- _Aim_: What is the number of lines that include the word "stivosimpleboy"? Provide only that figure.

- _Dataset items_:
════════════════════
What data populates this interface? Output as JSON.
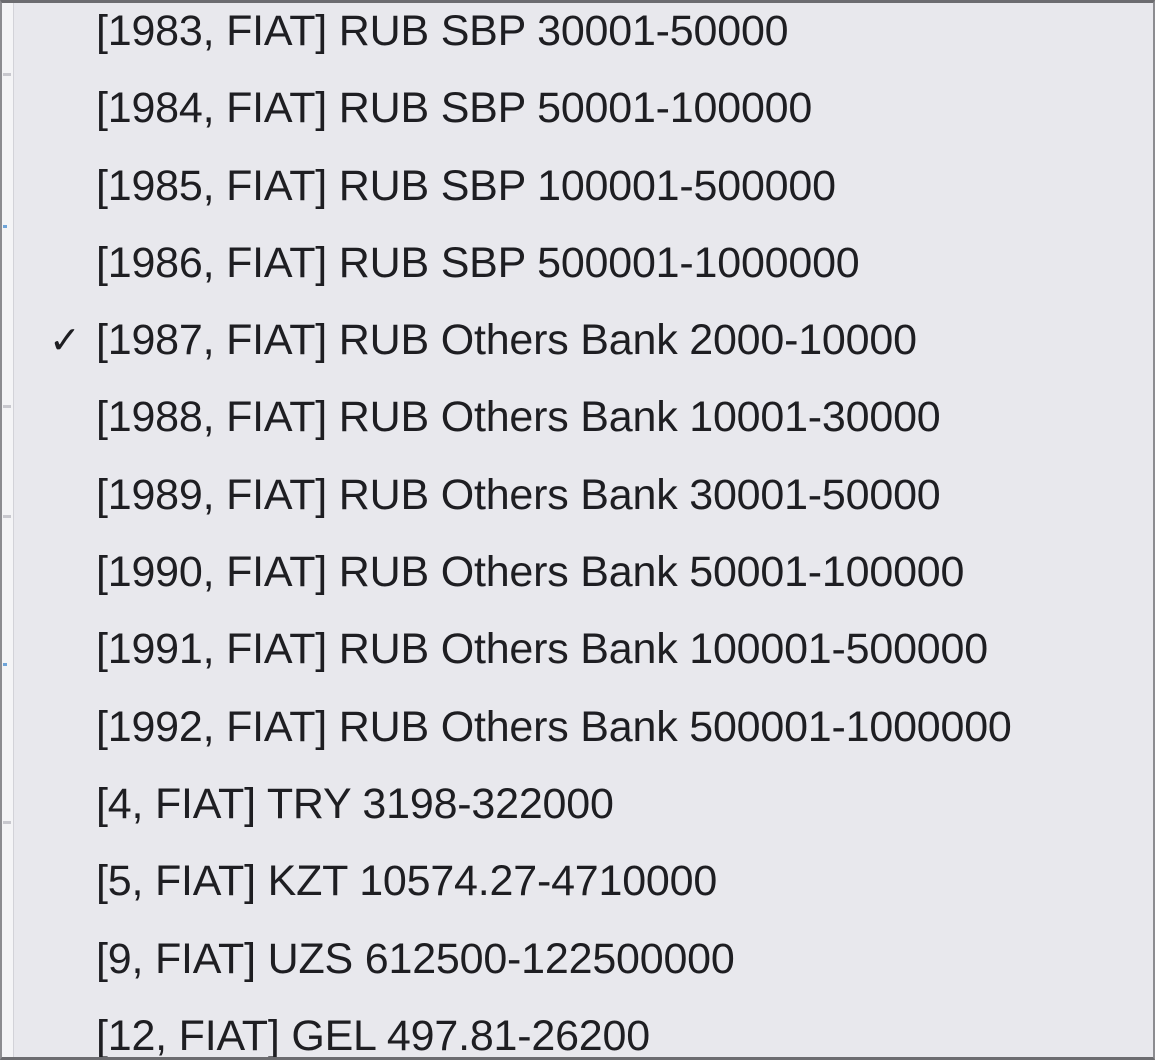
{
  "menu": {
    "items": [
      {
        "label": "[1983, FIAT] RUB SBP 30001-50000",
        "checked": false
      },
      {
        "label": "[1984, FIAT] RUB SBP 50001-100000",
        "checked": false
      },
      {
        "label": "[1985, FIAT] RUB SBP 100001-500000",
        "checked": false
      },
      {
        "label": "[1986, FIAT] RUB SBP 500001-1000000",
        "checked": false
      },
      {
        "label": "[1987, FIAT] RUB Others Bank 2000-10000",
        "checked": true,
        "check_glyph": "✓"
      },
      {
        "label": "[1988, FIAT] RUB Others Bank 10001-30000",
        "checked": false
      },
      {
        "label": "[1989, FIAT] RUB Others Bank 30001-50000",
        "checked": false
      },
      {
        "label": "[1990, FIAT] RUB Others Bank 50001-100000",
        "checked": false
      },
      {
        "label": "[1991, FIAT] RUB Others Bank 100001-500000",
        "checked": false
      },
      {
        "label": "[1992, FIAT] RUB Others Bank 500001-1000000",
        "checked": false
      },
      {
        "label": "[4, FIAT] TRY 3198-322000",
        "checked": false
      },
      {
        "label": "[5, FIAT] KZT 10574.27-4710000",
        "checked": false
      },
      {
        "label": "[9, FIAT] UZS 612500-122500000",
        "checked": false
      },
      {
        "label": "[12, FIAT] GEL 497.81-26200",
        "checked": false
      }
    ]
  },
  "colors": {
    "menu_background": "#e8e8ed",
    "text": "#1e1e22",
    "border": "#6c6c70"
  },
  "icons": {
    "selected": "checkmark-icon"
  }
}
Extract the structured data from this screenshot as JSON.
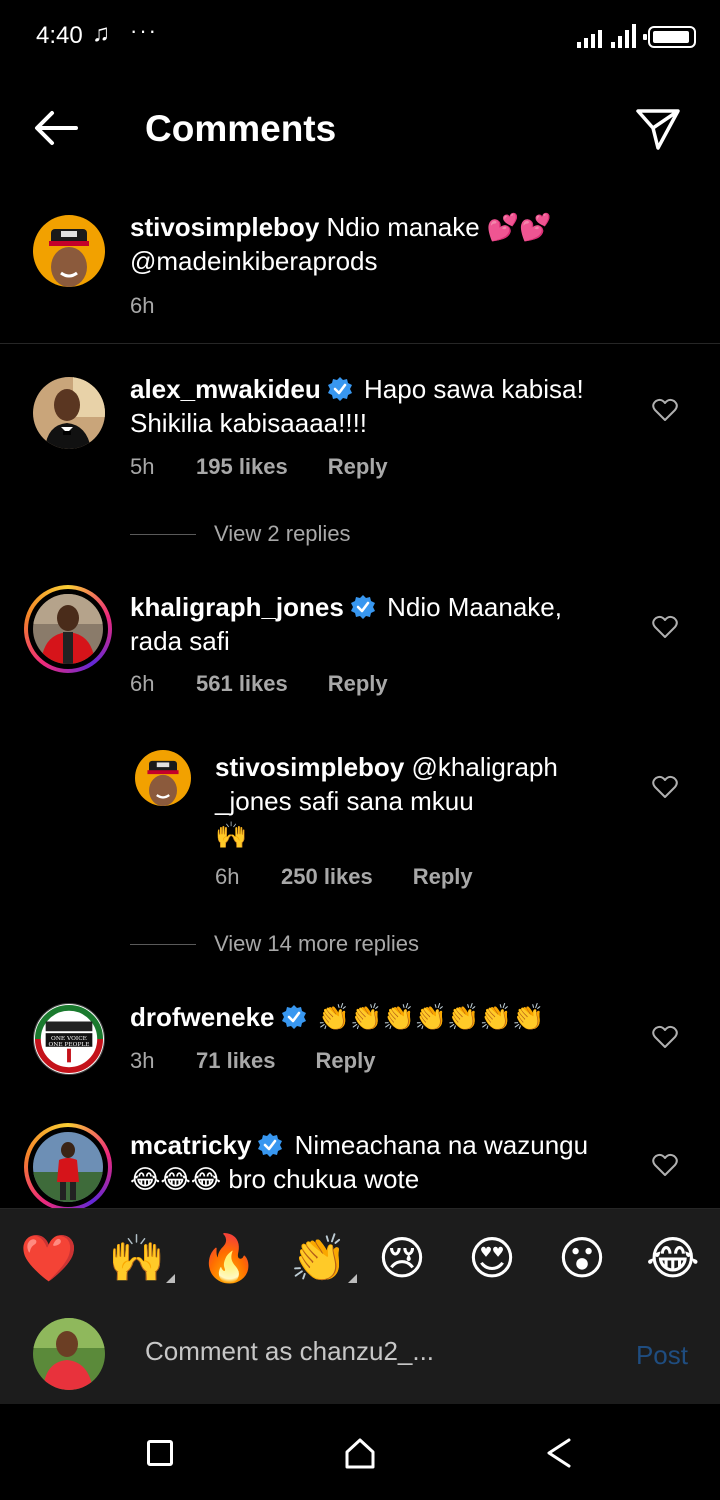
{
  "status_bar": {
    "time": "4:40",
    "music_icon": "music-note-icon",
    "more": "···"
  },
  "header": {
    "title": "Comments",
    "back_icon": "arrow-left-icon",
    "send_icon": "paper-plane-icon"
  },
  "caption": {
    "username": "stivosimpleboy",
    "text": "Ndio manake 💕💕",
    "text2": "@madeinkiberaprods",
    "time": "6h"
  },
  "comments": [
    {
      "username": "alex_mwakideu",
      "verified": true,
      "text": "Hapo sawa kabisa!",
      "text2": "Shikilia kabisaaaa!!!!",
      "time": "5h",
      "likes": "195 likes",
      "reply": "Reply",
      "view_replies": "View 2 replies"
    },
    {
      "username": "khaligraph_jones",
      "verified": true,
      "text": "Ndio Maanake,",
      "text2": "rada safi",
      "time": "6h",
      "likes": "561 likes",
      "reply": "Reply",
      "reply_item": {
        "username": "stivosimpleboy",
        "text": "@khaligraph",
        "text2": "_jones safi sana mkuu",
        "text3": "🙌",
        "time": "6h",
        "likes": "250 likes",
        "reply": "Reply"
      },
      "view_replies": "View 14 more replies"
    },
    {
      "username": "drofweneke",
      "verified": true,
      "text": "👏👏👏👏👏👏👏",
      "time": "3h",
      "likes": "71 likes",
      "reply": "Reply",
      "avatar_text1": "ONE VOICE",
      "avatar_text2": "ONE PEOPLE"
    },
    {
      "username": "mcatricky",
      "verified": true,
      "text": "Nimeachana na wazungu",
      "text2": "😂😂😂 bro chukua wote"
    }
  ],
  "emoji_bar": [
    "❤️",
    "🙌",
    "🔥",
    "👏",
    "😢",
    "😍",
    "😮",
    "😂"
  ],
  "comment_input": {
    "placeholder": "Comment as chanzu2_...",
    "post_label": "Post"
  },
  "colors": {
    "background": "#000000",
    "muted": "#a8a8a8",
    "verified": "#3897f0",
    "post_disabled": "#1f4d80"
  }
}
════════════════════
- _Task result_: 2